## begin

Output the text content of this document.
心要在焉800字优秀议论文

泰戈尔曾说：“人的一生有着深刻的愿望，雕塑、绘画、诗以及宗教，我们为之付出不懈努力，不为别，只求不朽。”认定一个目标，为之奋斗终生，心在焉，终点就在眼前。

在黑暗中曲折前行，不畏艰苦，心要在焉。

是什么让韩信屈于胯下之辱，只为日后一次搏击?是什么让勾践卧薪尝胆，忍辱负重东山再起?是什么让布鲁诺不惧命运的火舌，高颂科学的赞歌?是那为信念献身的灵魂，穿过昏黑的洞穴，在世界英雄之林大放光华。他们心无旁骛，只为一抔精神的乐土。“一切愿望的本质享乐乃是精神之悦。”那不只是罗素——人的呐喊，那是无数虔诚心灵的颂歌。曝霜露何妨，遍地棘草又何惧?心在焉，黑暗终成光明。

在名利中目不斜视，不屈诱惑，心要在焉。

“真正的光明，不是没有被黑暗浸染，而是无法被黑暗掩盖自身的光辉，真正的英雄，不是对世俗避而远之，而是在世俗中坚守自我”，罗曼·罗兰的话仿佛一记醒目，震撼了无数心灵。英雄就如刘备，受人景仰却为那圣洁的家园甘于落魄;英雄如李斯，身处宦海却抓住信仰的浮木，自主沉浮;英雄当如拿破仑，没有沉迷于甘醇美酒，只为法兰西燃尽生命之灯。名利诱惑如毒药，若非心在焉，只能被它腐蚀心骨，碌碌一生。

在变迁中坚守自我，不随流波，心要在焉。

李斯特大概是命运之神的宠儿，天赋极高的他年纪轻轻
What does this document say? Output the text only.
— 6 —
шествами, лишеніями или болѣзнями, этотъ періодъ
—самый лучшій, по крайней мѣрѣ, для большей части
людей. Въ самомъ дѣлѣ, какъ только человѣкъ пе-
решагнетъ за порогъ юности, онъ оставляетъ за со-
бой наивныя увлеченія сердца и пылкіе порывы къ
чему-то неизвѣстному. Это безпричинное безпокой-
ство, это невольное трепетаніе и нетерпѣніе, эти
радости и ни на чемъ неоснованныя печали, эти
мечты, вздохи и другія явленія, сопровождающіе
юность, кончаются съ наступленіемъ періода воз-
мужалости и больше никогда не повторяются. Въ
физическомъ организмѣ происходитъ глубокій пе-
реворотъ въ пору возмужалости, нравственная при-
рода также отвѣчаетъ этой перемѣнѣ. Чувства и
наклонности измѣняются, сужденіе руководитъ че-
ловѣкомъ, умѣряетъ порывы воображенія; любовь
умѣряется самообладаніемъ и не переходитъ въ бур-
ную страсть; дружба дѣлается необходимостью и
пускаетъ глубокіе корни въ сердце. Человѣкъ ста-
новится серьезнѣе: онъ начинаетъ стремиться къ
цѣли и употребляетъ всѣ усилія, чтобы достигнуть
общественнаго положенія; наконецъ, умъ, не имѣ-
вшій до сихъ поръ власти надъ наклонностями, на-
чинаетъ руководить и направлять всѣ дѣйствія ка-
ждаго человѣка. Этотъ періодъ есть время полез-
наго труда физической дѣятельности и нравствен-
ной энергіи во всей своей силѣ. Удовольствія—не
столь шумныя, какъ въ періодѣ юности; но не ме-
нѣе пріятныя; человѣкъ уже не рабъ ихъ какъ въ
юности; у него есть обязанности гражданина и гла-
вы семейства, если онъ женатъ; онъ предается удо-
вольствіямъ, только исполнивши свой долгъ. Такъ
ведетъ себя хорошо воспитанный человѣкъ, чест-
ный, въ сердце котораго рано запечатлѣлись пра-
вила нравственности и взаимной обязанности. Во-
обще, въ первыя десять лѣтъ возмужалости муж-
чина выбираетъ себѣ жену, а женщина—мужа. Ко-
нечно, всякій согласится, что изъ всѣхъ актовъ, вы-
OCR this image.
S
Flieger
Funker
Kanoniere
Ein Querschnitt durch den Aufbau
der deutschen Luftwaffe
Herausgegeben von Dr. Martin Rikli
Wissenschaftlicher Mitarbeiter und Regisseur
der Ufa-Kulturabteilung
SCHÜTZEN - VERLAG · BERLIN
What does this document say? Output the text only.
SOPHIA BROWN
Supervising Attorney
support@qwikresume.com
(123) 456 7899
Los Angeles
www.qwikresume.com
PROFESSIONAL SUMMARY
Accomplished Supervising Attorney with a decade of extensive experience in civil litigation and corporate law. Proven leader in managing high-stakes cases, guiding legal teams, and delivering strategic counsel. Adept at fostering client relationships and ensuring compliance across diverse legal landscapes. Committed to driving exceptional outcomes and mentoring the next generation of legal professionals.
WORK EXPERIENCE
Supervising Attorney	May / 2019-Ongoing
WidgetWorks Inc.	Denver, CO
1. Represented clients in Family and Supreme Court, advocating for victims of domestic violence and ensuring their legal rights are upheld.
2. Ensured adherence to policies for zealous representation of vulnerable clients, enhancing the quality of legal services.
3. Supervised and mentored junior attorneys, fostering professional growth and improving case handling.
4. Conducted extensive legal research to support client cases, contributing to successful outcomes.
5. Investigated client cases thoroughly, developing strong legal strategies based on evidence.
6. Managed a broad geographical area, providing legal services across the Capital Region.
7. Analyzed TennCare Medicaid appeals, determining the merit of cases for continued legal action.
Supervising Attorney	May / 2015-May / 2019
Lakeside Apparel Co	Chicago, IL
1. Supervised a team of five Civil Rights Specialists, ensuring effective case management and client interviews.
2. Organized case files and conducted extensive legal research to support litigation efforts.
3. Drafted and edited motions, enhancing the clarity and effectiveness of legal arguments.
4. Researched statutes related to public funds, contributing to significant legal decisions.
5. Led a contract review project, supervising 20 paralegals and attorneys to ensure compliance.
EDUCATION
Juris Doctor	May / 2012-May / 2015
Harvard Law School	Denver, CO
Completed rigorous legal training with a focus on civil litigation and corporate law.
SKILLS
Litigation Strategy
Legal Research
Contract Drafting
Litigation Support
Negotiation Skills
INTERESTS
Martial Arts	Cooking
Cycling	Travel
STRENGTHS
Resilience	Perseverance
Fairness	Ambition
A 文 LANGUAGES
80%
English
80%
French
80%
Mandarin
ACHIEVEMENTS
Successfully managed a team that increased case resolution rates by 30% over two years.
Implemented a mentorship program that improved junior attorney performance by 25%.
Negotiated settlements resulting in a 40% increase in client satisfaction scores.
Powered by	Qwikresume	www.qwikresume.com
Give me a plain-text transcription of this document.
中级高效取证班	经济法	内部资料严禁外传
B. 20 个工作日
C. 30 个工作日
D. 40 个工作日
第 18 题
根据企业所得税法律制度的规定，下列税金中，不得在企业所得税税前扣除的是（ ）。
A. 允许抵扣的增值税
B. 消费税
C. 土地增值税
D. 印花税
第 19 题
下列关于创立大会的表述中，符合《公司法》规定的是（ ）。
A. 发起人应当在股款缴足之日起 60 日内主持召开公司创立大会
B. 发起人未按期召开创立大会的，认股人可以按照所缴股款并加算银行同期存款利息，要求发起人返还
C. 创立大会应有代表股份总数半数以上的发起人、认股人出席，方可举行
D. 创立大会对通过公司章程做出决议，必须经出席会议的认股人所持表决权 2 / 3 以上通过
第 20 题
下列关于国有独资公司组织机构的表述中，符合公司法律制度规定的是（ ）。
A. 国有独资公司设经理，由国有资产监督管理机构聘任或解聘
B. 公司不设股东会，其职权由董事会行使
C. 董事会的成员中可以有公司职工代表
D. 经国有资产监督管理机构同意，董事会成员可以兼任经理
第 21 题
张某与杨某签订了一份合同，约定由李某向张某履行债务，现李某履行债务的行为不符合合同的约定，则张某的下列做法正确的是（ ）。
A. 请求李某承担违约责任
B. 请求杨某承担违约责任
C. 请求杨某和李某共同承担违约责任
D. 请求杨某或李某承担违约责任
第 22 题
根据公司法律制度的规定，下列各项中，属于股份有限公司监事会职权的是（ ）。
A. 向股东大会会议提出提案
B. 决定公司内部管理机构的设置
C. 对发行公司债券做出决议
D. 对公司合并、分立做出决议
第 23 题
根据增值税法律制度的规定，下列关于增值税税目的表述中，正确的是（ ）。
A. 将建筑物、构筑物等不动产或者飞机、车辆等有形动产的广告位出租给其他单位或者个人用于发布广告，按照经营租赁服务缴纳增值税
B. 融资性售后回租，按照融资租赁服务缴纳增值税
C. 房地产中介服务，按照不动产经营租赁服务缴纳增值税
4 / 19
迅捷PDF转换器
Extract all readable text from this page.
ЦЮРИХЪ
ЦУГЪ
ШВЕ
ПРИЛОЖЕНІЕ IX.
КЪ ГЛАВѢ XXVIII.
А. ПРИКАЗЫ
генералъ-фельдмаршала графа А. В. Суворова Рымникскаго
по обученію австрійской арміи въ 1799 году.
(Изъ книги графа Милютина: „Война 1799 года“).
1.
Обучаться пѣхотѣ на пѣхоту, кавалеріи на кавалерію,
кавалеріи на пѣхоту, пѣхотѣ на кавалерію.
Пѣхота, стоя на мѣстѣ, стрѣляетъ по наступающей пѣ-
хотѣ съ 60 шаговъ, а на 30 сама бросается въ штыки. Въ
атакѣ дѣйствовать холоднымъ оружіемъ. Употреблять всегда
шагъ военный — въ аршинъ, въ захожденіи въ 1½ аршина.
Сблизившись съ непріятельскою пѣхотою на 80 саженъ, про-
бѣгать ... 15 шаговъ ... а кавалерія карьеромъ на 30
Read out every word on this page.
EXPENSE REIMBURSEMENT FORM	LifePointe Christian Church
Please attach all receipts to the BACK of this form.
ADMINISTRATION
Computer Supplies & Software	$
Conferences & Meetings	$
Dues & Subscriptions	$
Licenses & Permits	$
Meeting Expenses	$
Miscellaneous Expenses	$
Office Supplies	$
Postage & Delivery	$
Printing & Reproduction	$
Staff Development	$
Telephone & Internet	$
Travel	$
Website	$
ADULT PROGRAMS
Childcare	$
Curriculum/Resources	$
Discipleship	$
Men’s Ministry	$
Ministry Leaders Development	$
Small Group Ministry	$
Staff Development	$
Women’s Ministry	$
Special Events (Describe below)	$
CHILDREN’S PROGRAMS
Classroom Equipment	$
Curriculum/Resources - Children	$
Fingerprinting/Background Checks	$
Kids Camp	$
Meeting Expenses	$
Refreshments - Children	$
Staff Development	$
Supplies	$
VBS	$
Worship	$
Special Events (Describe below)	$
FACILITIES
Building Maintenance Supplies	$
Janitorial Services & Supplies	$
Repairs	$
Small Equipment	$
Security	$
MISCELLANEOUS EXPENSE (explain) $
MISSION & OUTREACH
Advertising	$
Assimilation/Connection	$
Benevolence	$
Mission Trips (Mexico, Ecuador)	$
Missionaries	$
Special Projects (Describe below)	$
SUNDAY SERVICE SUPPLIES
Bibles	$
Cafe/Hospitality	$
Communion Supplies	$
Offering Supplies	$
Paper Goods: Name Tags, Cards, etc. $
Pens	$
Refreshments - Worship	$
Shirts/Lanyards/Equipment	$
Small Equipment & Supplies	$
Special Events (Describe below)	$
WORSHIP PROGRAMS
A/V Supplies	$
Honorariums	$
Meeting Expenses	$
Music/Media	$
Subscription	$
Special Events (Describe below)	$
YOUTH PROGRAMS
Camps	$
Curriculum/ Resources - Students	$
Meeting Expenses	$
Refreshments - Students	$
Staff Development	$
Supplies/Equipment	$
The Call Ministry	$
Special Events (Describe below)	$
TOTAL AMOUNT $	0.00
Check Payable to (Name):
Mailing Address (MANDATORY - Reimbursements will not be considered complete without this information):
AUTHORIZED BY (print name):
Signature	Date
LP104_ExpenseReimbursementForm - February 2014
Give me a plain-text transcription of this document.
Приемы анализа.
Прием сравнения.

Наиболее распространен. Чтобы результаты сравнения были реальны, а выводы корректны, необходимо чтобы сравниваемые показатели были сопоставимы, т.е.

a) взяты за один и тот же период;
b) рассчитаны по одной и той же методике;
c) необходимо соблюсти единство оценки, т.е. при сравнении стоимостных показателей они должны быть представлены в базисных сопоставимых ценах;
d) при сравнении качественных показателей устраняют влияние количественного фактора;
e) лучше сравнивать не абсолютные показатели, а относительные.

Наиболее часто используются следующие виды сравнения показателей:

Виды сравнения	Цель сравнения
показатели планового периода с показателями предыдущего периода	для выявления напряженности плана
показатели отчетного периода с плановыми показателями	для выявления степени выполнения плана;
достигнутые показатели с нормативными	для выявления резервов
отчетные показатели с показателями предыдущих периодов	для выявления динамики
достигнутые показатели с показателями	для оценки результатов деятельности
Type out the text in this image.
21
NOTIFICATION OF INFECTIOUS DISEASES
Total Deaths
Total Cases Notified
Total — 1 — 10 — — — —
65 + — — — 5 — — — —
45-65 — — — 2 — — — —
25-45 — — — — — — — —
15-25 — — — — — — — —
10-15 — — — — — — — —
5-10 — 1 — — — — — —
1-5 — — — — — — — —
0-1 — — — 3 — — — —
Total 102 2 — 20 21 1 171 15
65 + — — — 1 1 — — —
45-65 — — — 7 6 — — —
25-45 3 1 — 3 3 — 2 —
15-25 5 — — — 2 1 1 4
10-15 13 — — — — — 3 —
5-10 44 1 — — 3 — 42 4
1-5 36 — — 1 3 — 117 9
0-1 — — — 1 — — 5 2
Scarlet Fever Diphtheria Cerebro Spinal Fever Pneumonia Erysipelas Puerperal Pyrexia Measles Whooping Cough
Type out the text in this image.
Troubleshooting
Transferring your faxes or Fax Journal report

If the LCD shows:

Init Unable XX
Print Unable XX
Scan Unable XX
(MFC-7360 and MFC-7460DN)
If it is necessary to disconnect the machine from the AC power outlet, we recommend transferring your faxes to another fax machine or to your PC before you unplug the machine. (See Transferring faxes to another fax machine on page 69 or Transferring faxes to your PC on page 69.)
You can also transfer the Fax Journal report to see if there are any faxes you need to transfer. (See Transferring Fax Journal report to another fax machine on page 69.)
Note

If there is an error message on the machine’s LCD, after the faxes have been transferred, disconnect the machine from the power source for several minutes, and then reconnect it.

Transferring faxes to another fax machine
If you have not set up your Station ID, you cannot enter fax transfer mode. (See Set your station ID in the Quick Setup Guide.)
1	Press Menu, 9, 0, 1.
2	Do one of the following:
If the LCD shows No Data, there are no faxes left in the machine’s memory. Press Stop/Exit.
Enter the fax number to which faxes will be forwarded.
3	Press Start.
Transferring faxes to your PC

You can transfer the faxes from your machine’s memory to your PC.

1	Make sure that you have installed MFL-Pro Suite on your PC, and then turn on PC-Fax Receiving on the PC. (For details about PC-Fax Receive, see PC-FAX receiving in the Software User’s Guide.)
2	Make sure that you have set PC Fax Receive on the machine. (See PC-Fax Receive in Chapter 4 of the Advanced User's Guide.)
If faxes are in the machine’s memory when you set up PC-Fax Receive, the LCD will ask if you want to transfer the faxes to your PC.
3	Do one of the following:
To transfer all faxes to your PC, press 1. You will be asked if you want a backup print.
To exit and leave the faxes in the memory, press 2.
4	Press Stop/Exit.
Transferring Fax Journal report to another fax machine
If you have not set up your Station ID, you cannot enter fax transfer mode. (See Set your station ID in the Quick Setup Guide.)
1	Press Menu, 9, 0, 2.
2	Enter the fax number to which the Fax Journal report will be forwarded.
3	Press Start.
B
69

## end

[Aim of the exercise]: Take every line containing the word "кавалеріи" and copy it.

[Written solution]:
Обучаться пѣхотѣ на пѣхоту, кавалеріи на кавалерію,
кавалеріи на пѣхоту, пѣхотѣ на кавалерію.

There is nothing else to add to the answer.